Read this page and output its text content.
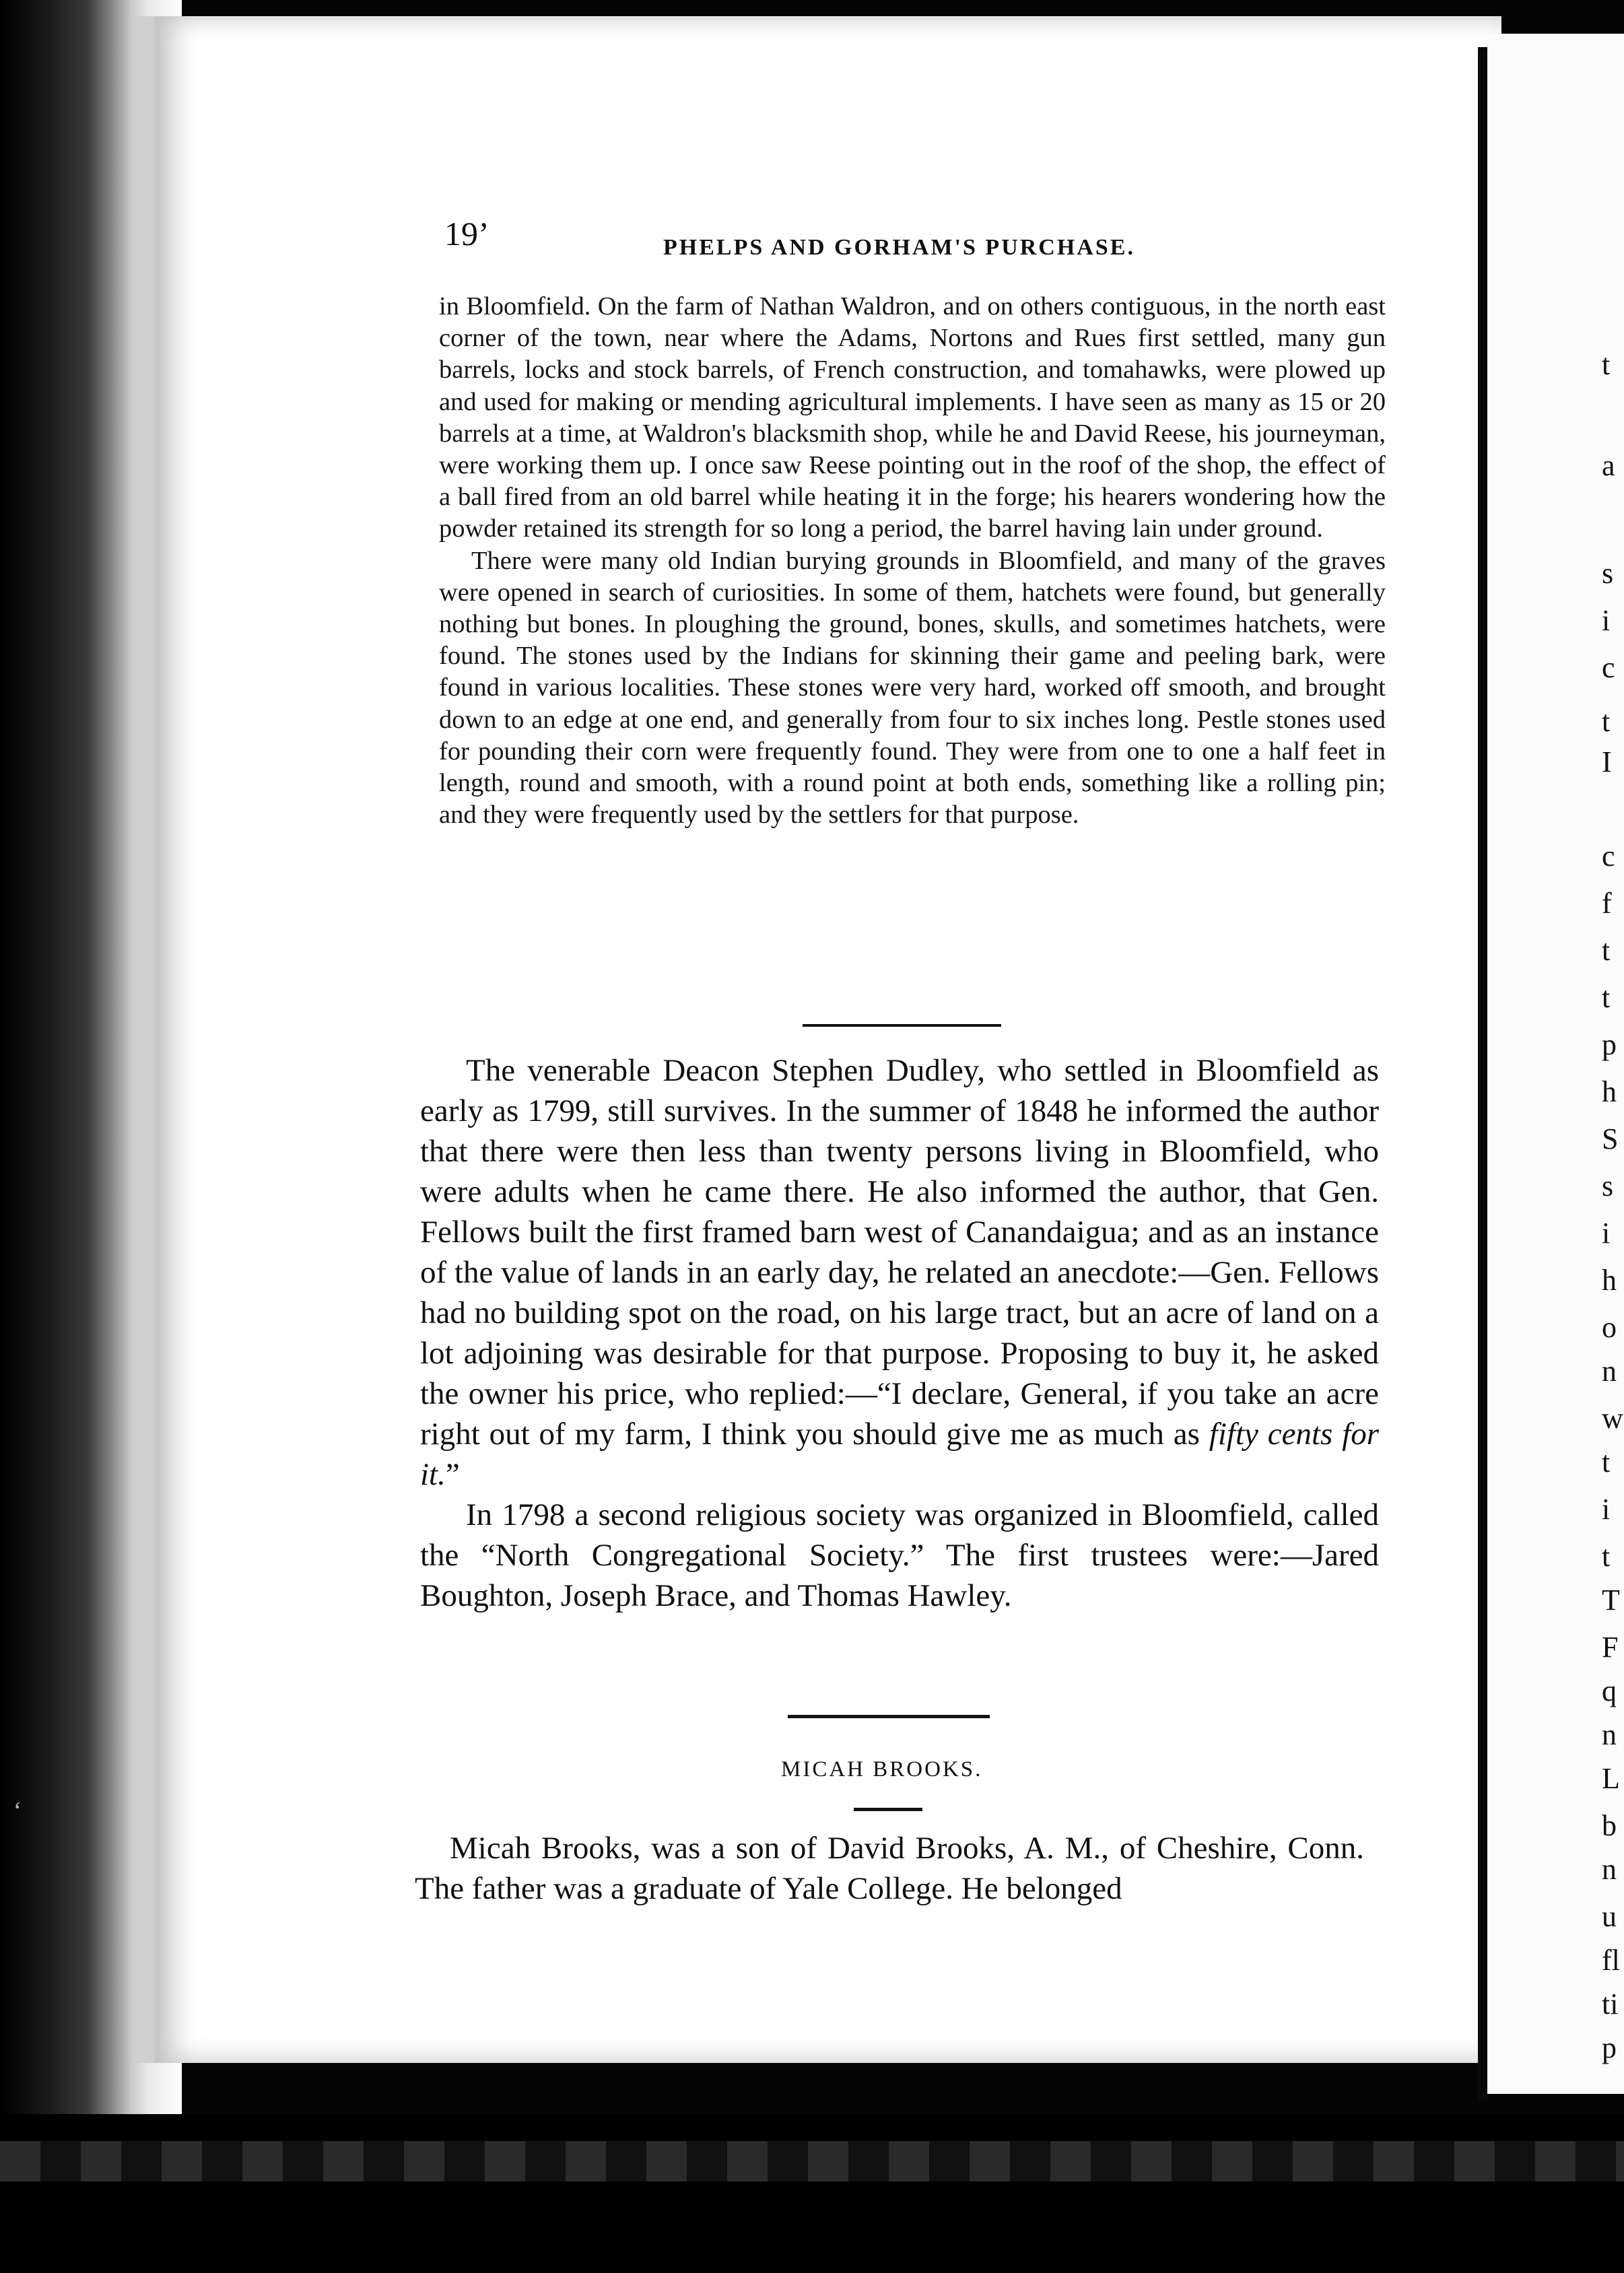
t
a
s
i
c
t
I
c
f
t
t
p
h
S
s
i
h
o
n
w
t
i
t
T
F
q
n
L
b
n
u
fl
ti
p
‘
19’	PHELPS AND GORHAM'S PURCHASE.

in Bloomfield. On the farm of Nathan Waldron, and on others contiguous, in the north east corner of the town, near where the Adams, Nortons and Rues first settled, many gun barrels, locks and stock barrels, of French construction, and tomahawks, were plowed up and used for making or mending agricultural implements. I have seen as many as 15 or 20 barrels at a time, at Waldron's blacksmith shop, while he and David Reese, his journeyman, were working them up. I once saw Reese pointing out in the roof of the shop, the effect of a ball fired from an old barrel while heating it in the forge; his hearers wondering how the powder retained its strength for so long a period, the barrel having lain under ground.

There were many old Indian burying grounds in Bloomfield, and many of the graves were opened in search of curiosities. In some of them, hatchets were found, but generally nothing but bones. In ploughing the ground, bones, skulls, and sometimes hatchets, were found. The stones used by the Indians for skinning their game and peeling bark, were found in various localities. These stones were very hard, worked off smooth, and brought down to an edge at one end, and generally from four to six inches long. Pestle stones used for pounding their corn were frequently found. They were from one to one a half feet in length, round and smooth, with a round point at both ends, something like a rolling pin; and they were frequently used by the settlers for that purpose.

The venerable Deacon Stephen Dudley, who settled in Bloomfield as early as 1799, still survives. In the summer of 1848 he informed the author that there were then less than twenty persons living in Bloomfield, who were adults when he came there. He also informed the author, that Gen. Fellows built the first framed barn west of Canandaigua; and as an instance of the value of lands in an early day, he related an anecdote:—Gen. Fellows had no building spot on the road, on his large tract, but an acre of land on a lot adjoining was desirable for that purpose. Proposing to buy it, he asked the owner his price, who replied:—“I declare, General, if you take an acre right out of my farm, I think you should give me as much as fifty cents for it.”

In 1798 a second religious society was organized in Bloomfield, called the “North Congregational Society.” The first trustees were:—Jared Boughton, Joseph Brace, and Thomas Hawley.

MICAH BROOKS.

Micah Brooks, was a son of David Brooks, A. M., of Cheshire, Conn. The father was a graduate of Yale College. He belonged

▸ THE EXERCISE: Search the lines above for the string "David" and copy each line that has it.

▸ RESPONSE FOR THIS EXERCISE:
in Bloomfield. On the farm of Nathan Waldron, and on others contiguous, in the north east corner of the town, near where the Adams, Nortons and Rues first settled, many gun barrels, locks and stock barrels, of French construction, and tomahawks, were plowed up and used for making or mending agricultural implements. I have seen as many as 15 or 20 barrels at a time, at Waldron's blacksmith shop, while he and David Reese, his journeyman, were working them up. I once saw Reese pointing out in the roof of the shop, the effect of a ball fired from an old barrel while heating it in the forge; his hearers wondering how the powder retained its strength for so long a period, the barrel having lain under ground.
Micah Brooks, was a son of David Brooks, A. M., of Cheshire, Conn. The father was a graduate of Yale College. He belonged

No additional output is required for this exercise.